* Supplied records:
-- begin --

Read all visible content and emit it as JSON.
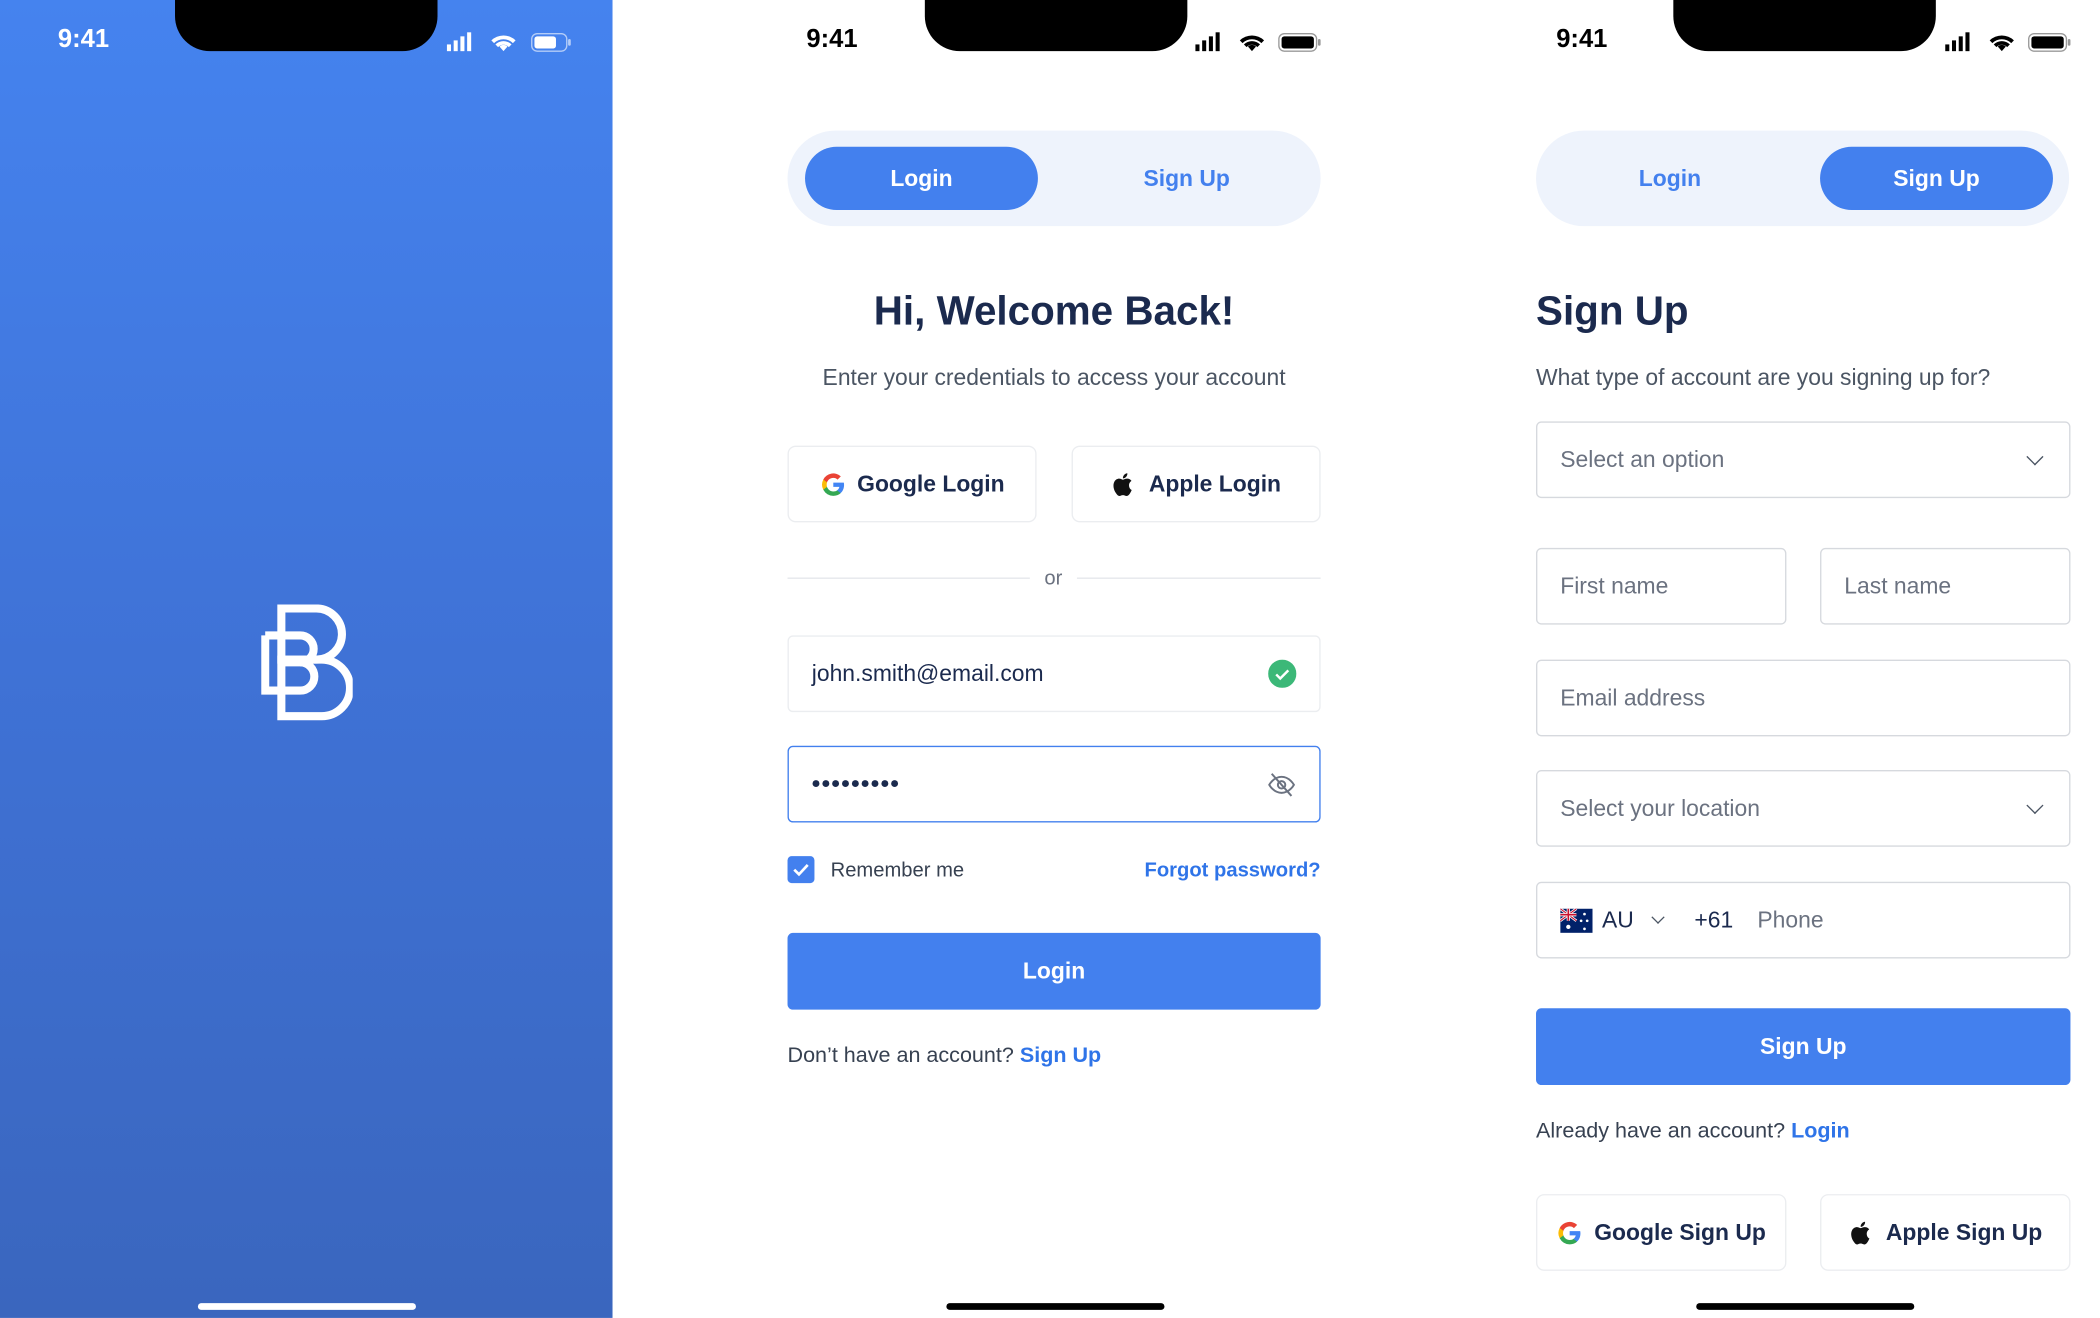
{
  "status_bar": {
    "time": "9:41"
  },
  "splash": {
    "logo": "B-logo",
    "background_colors": [
      "#4583EF",
      "#3A66BE"
    ]
  },
  "login": {
    "tabs": [
      {
        "label": "Login",
        "active": true
      },
      {
        "label": "Sign Up",
        "active": false
      }
    ],
    "title": "Hi, Welcome Back!",
    "subtitle": "Enter your credentials to access your account",
    "google_button": "Google Login",
    "apple_button": "Apple Login",
    "divider": "or",
    "email_value": "john.smith@email.com",
    "password_value": "•••••••••",
    "remember_label": "Remember me",
    "remember_checked": true,
    "forgot_link": "Forgot password?",
    "submit": "Login",
    "footer_text": "Don’t have an account?",
    "footer_link": "Sign Up"
  },
  "signup": {
    "tabs": [
      {
        "label": "Login",
        "active": false
      },
      {
        "label": "Sign Up",
        "active": true
      }
    ],
    "title": "Sign Up",
    "subtitle": "What type of account are you signing up for?",
    "account_type_placeholder": "Select an option",
    "first_name_placeholder": "First name",
    "last_name_placeholder": "Last name",
    "email_placeholder": "Email address",
    "location_placeholder": "Select your location",
    "country_code": "AU",
    "dial_code": "+61",
    "phone_placeholder": "Phone",
    "submit": "Sign Up",
    "footer_text": "Already have an account?",
    "footer_link": "Login",
    "google_button": "Google Sign Up",
    "apple_button": "Apple Sign Up"
  },
  "colors": {
    "accent": "#4380EE",
    "heading": "#1B2A4E",
    "success": "#3CB878",
    "tab_bg": "#EEF3FC"
  }
}
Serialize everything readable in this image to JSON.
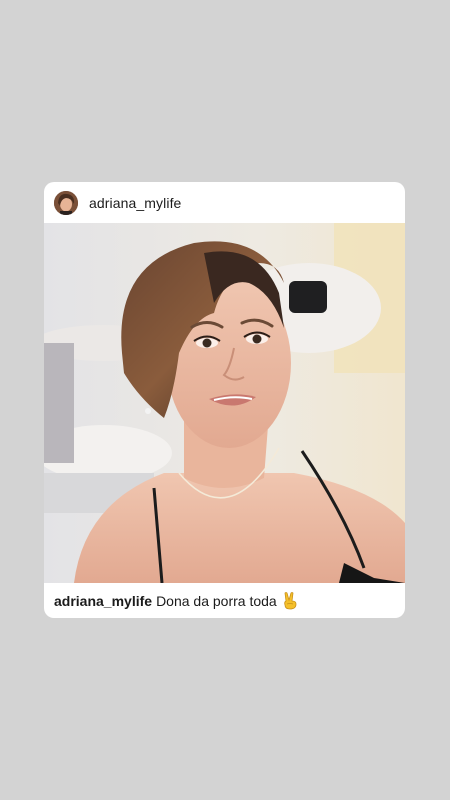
{
  "post": {
    "username": "adriana_mylife",
    "caption": {
      "username": "adriana_mylife",
      "text": "Dona da porra toda",
      "emoji": "victory-hand-emoji"
    },
    "avatar_icon": "profile-avatar",
    "photo_subject": "portrait-photo"
  },
  "colors": {
    "background": "#d3d3d3",
    "card": "#ffffff",
    "text": "#1b1b1b",
    "emoji": "#f5c02a"
  }
}
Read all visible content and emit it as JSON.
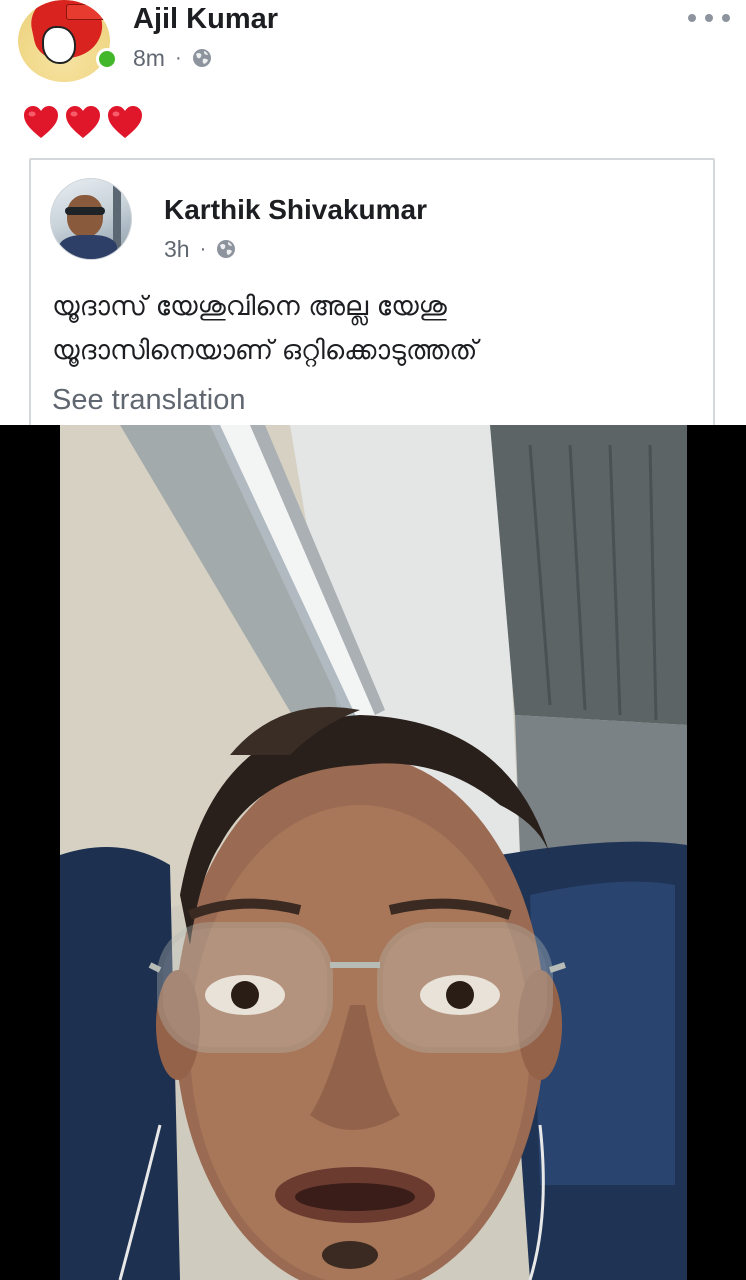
{
  "post": {
    "author": "Ajil Kumar",
    "time": "8m",
    "separator": "·",
    "text_icons": [
      "heart-icon",
      "heart-icon",
      "heart-icon"
    ],
    "privacy_icon": "globe-icon",
    "more_icon": "more-icon"
  },
  "shared_post": {
    "author": "Karthik Shivakumar",
    "time": "3h",
    "separator": "·",
    "text_lines": [
      "യൂദാസ് യേശുവിനെ അല്ല യേശു",
      "യൂദാസിനെയാണ് ഒറ്റിക്കൊടുത്തത്"
    ],
    "see_translation": "See translation",
    "privacy_icon": "globe-icon"
  },
  "video": {
    "description_icon": "video-frame"
  },
  "colors": {
    "name": "#1c1e21",
    "meta": "#606770",
    "online": "#42b72a",
    "heart": "#e0162b",
    "card_border": "#d4d7dc",
    "letterbox": "#000000"
  }
}
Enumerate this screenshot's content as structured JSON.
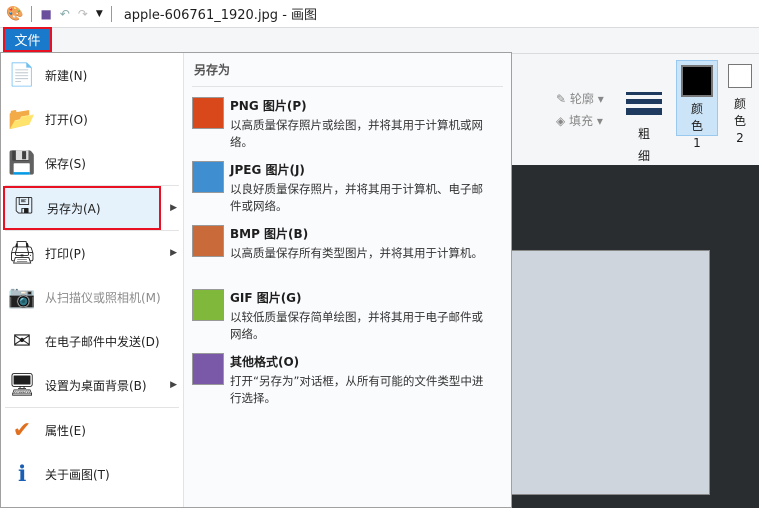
{
  "title": "apple-606761_1920.jpg - 画图",
  "file_tab": "文件",
  "left_items": [
    {
      "label": "新建(N)",
      "icon": "new-file-icon",
      "arrow": false
    },
    {
      "label": "打开(O)",
      "icon": "folder-open-icon",
      "arrow": false
    },
    {
      "label": "保存(S)",
      "icon": "floppy-save-icon",
      "arrow": false
    },
    {
      "label": "另存为(A)",
      "icon": "save-as-icon",
      "arrow": true
    },
    {
      "label": "打印(P)",
      "icon": "printer-icon",
      "arrow": true
    },
    {
      "label": "从扫描仪或照相机(M)",
      "icon": "scanner-icon",
      "arrow": false,
      "disabled": true
    },
    {
      "label": "在电子邮件中发送(D)",
      "icon": "email-icon",
      "arrow": false
    },
    {
      "label": "设置为桌面背景(B)",
      "icon": "desktop-background-icon",
      "arrow": true
    },
    {
      "label": "属性(E)",
      "icon": "checkmark-icon",
      "arrow": false
    },
    {
      "label": "关于画图(T)",
      "icon": "info-icon",
      "arrow": false
    }
  ],
  "submenu": {
    "header": "另存为",
    "items": [
      {
        "title": "PNG 图片(P)",
        "desc": "以高质量保存照片或绘图，并将其用于计算机或网络。",
        "color": "#d9481a"
      },
      {
        "title": "JPEG 图片(J)",
        "desc": "以良好质量保存照片，并将其用于计算机、电子邮件或网络。",
        "color": "#3f8fd0"
      },
      {
        "title": "BMP 图片(B)",
        "desc": "以高质量保存所有类型图片，并将其用于计算机。",
        "color": "#c96a3a"
      },
      {
        "title": "GIF 图片(G)",
        "desc": "以较低质量保存简单绘图，并将其用于电子邮件或网络。",
        "color": "#7fb83a"
      },
      {
        "title": "其他格式(O)",
        "desc": "打开“另存为”对话框，从所有可能的文件类型中进行选择。",
        "color": "#7a5aa8"
      }
    ]
  },
  "ribbon": {
    "outline": "轮廓",
    "fill": "填充",
    "size": "粗细",
    "color1": "颜色 1",
    "color2": "颜色 2"
  }
}
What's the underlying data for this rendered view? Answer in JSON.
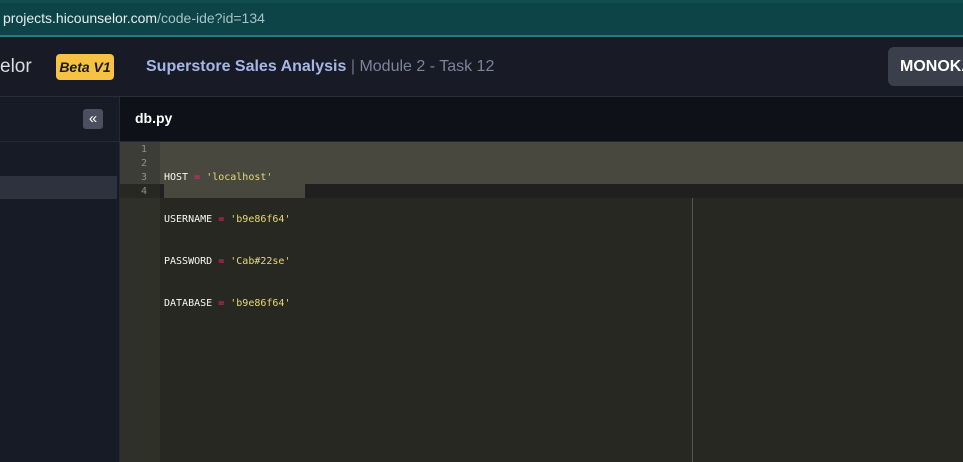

-- end --

* What you have to do: Except for the pictures, copy every line of the records above exactly.

* Output for this exercise:
Read all visible content and emit it as JSON.
{
  "status_bar": {
    "time": "9:41"
  },
  "splash": {
    "logo": "B-logo",
    "background_colors": [
      "#4583EF",
      "#3A66BE"
    ]
  },
  "login": {
    "tabs": [
      {
        "label": "Login",
        "active": true
      },
      {
        "label": "Sign Up",
        "active": false
      }
    ],
    "title": "Hi, Welcome Back!",
    "subtitle": "Enter your credentials to access your account",
    "google_button": "Google Login",
    "apple_button": "Apple Login",
    "divider": "or",
    "email_value": "john.smith@email.com",
    "password_value": "•••••••••",
    "remember_label": "Remember me",
    "remember_checked": true,
    "forgot_link": "Forgot password?",
    "submit": "Login",
    "footer_text": "Don’t have an account?",
    "footer_link": "Sign Up"
  },
  "signup": {
    "tabs": [
      {
        "label": "Login",
        "active": false
      },
      {
        "label": "Sign Up",
        "active": true
      }
    ],
    "title": "Sign Up",
    "subtitle": "What type of account are you signing up for?",
    "account_type_placeholder": "Select an option",
    "first_name_placeholder": "First name",
    "last_name_placeholder": "Last name",
    "email_placeholder": "Email address",
    "location_placeholder": "Select your location",
    "country_code": "AU",
    "dial_code": "+61",
    "phone_placeholder": "Phone",
    "submit": "Sign Up",
    "footer_text": "Already have an account?",
    "footer_link": "Login",
    "google_button": "Google Sign Up",
    "apple_button": "Apple Sign Up"
  },
  "colors": {
    "accent": "#4380EE",
    "heading": "#1B2A4E",
    "success": "#3CB878",
    "tab_bg": "#EEF3FC"
  }
}
Serialize everything readable in this image to JSON.
{
  "post": {
    "username": "adriana_mylife",
    "caption": {
      "username": "adriana_mylife",
      "text": "Dona da porra toda",
      "emoji": "victory-hand-emoji"
    },
    "avatar_icon": "profile-avatar",
    "photo_subject": "portrait-photo"
  },
  "colors": {
    "background": "#d3d3d3",
    "card": "#ffffff",
    "text": "#1b1b1b",
    "emoji": "#f5c02a"
  }
}
Read all visible content and emit it as JSON.
{
  "post": {
    "author": "Ajil Kumar",
    "time": "8m",
    "separator": "·",
    "text_icons": [
      "heart-icon",
      "heart-icon",
      "heart-icon"
    ],
    "privacy_icon": "globe-icon",
    "more_icon": "more-icon"
  },
  "shared_post": {
    "author": "Karthik Shivakumar",
    "time": "3h",
    "separator": "·",
    "text_lines": [
      "യൂദാസ് യേശുവിനെ അല്ല യേശു",
      "യൂദാസിനെയാണ് ഒറ്റിക്കൊടുത്തത്"
    ],
    "see_translation": "See translation",
    "privacy_icon": "globe-icon"
  },
  "video": {
    "description_icon": "video-frame"
  },
  "colors": {
    "name": "#1c1e21",
    "meta": "#606770",
    "online": "#42b72a",
    "heart": "#e0162b",
    "card_border": "#d4d7dc",
    "letterbox": "#000000"
  }
}
Enumerate this screenshot's content as structured JSON.
{
  "title": "apple-606761_1920.jpg - 画图",
  "file_tab": "文件",
  "left_items": [
    {
      "label": "新建(N)",
      "icon": "new-file-icon",
      "arrow": false
    },
    {
      "label": "打开(O)",
      "icon": "folder-open-icon",
      "arrow": false
    },
    {
      "label": "保存(S)",
      "icon": "floppy-save-icon",
      "arrow": false
    },
    {
      "label": "另存为(A)",
      "icon": "save-as-icon",
      "arrow": true
    },
    {
      "label": "打印(P)",
      "icon": "printer-icon",
      "arrow": true
    },
    {
      "label": "从扫描仪或照相机(M)",
      "icon": "scanner-icon",
      "arrow": false,
      "disabled": true
    },
    {
      "label": "在电子邮件中发送(D)",
      "icon": "email-icon",
      "arrow": false
    },
    {
      "label": "设置为桌面背景(B)",
      "icon": "desktop-background-icon",
      "arrow": true
    },
    {
      "label": "属性(E)",
      "icon": "checkmark-icon",
      "arrow": false
    },
    {
      "label": "关于画图(T)",
      "icon": "info-icon",
      "arrow": false
    }
  ],
  "submenu": {
    "header": "另存为",
    "items": [
      {
        "title": "PNG 图片(P)",
        "desc": "以高质量保存照片或绘图，并将其用于计算机或网络。",
        "color": "#d9481a"
      },
      {
        "title": "JPEG 图片(J)",
        "desc": "以良好质量保存照片，并将其用于计算机、电子邮件或网络。",
        "color": "#3f8fd0"
      },
      {
        "title": "BMP 图片(B)",
        "desc": "以高质量保存所有类型图片，并将其用于计算机。",
        "color": "#c96a3a"
      },
      {
        "title": "GIF 图片(G)",
        "desc": "以较低质量保存简单绘图，并将其用于电子邮件或网络。",
        "color": "#7fb83a"
      },
      {
        "title": "其他格式(O)",
        "desc": "打开“另存为”对话框，从所有可能的文件类型中进行选择。",
        "color": "#7a5aa8"
      }
    ]
  },
  "ribbon": {
    "outline": "轮廓",
    "fill": "填充",
    "size": "粗细",
    "color1": "颜色 1",
    "color2": "颜色 2"
  }
}
What's the underlying data for this rendered view? Answer in JSON.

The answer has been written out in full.